::: Dataset records

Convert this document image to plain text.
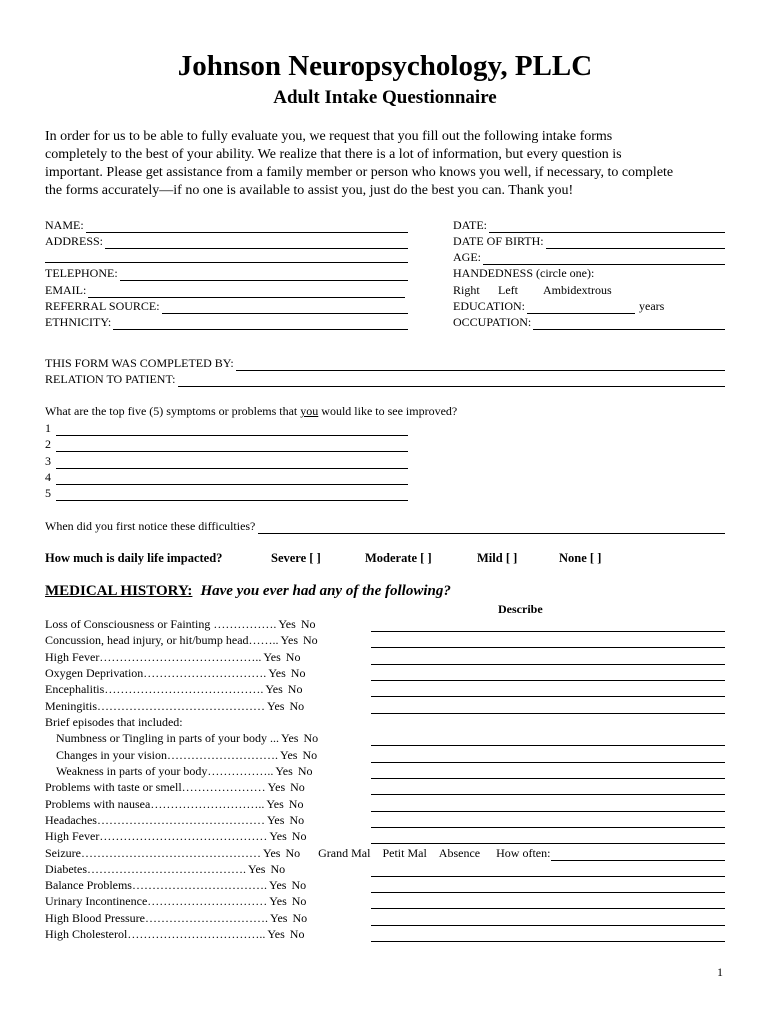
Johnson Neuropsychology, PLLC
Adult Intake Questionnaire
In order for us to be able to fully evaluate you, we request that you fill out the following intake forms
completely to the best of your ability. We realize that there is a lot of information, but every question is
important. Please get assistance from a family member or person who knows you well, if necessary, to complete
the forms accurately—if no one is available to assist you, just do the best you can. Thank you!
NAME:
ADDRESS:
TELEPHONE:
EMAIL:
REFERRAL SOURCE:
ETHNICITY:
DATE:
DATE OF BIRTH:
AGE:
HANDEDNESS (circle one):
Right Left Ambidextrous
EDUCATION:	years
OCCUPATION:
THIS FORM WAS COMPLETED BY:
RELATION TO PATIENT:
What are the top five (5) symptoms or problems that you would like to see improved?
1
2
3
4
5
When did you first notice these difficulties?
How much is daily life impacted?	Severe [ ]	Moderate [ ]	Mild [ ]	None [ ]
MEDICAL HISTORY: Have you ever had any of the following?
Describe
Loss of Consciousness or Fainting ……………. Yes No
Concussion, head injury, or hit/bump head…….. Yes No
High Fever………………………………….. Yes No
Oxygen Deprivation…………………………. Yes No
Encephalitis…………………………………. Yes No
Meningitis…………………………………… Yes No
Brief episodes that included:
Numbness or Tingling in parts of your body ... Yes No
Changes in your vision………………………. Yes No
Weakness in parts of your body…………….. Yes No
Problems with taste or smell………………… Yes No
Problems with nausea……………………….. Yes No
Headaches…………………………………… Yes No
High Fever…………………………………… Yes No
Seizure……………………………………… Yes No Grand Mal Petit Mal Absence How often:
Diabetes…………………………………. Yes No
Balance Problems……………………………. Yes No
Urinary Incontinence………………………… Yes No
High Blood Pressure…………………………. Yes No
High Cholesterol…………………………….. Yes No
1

::::::
::: Dataset records

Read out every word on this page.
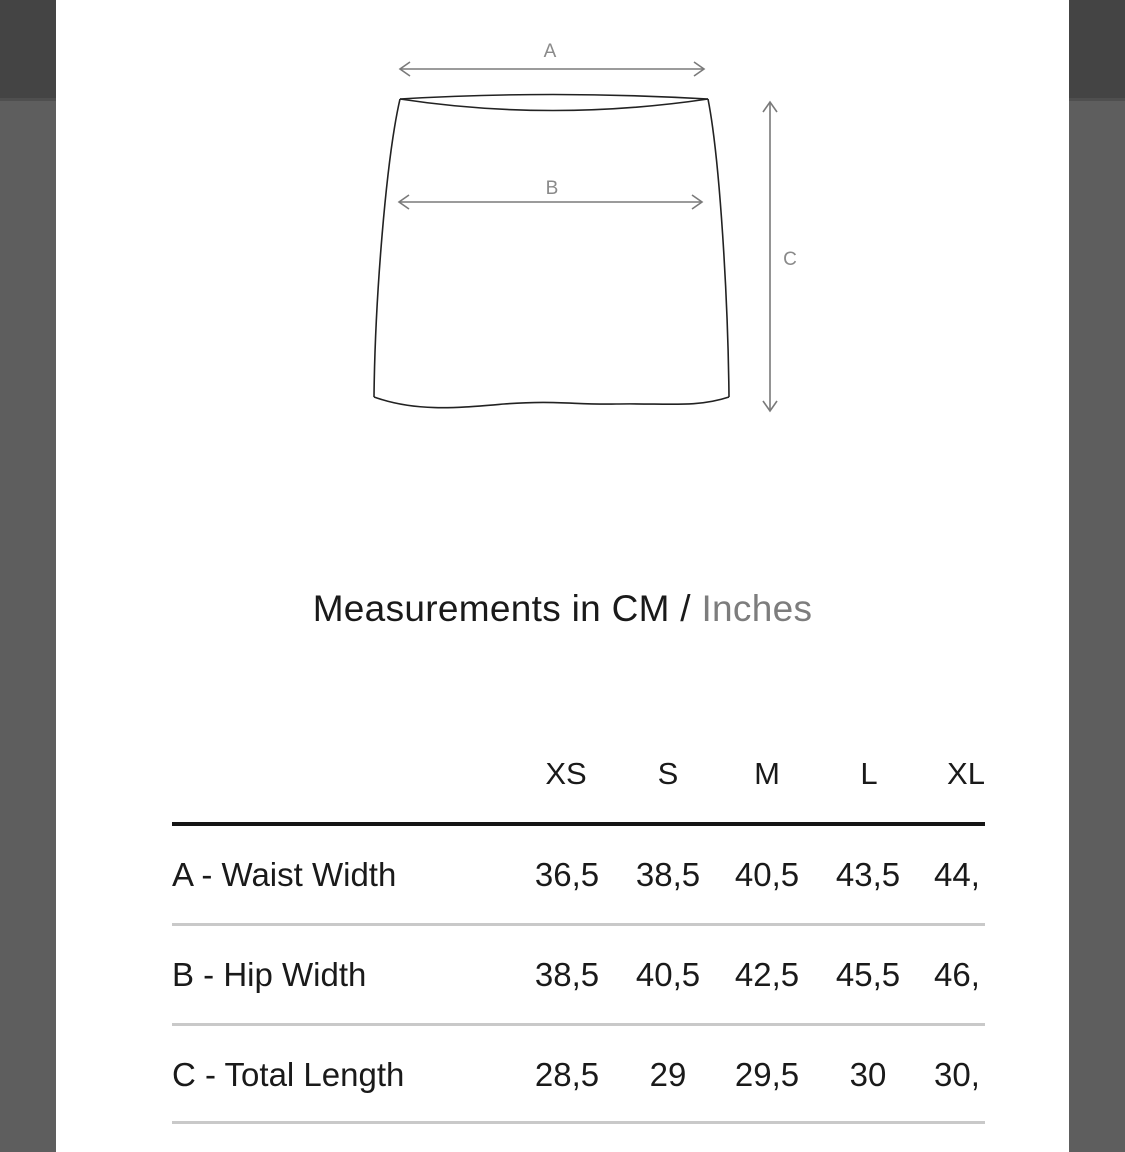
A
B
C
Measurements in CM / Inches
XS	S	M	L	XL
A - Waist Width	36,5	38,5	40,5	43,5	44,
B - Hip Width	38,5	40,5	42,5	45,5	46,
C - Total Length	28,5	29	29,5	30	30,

::::::

Set problem: Copy each line in the data that holds the word "body".

Written reply:
Numbness or Tingling in parts of your body ... Yes No
Weakness in parts of your body…………….. Yes No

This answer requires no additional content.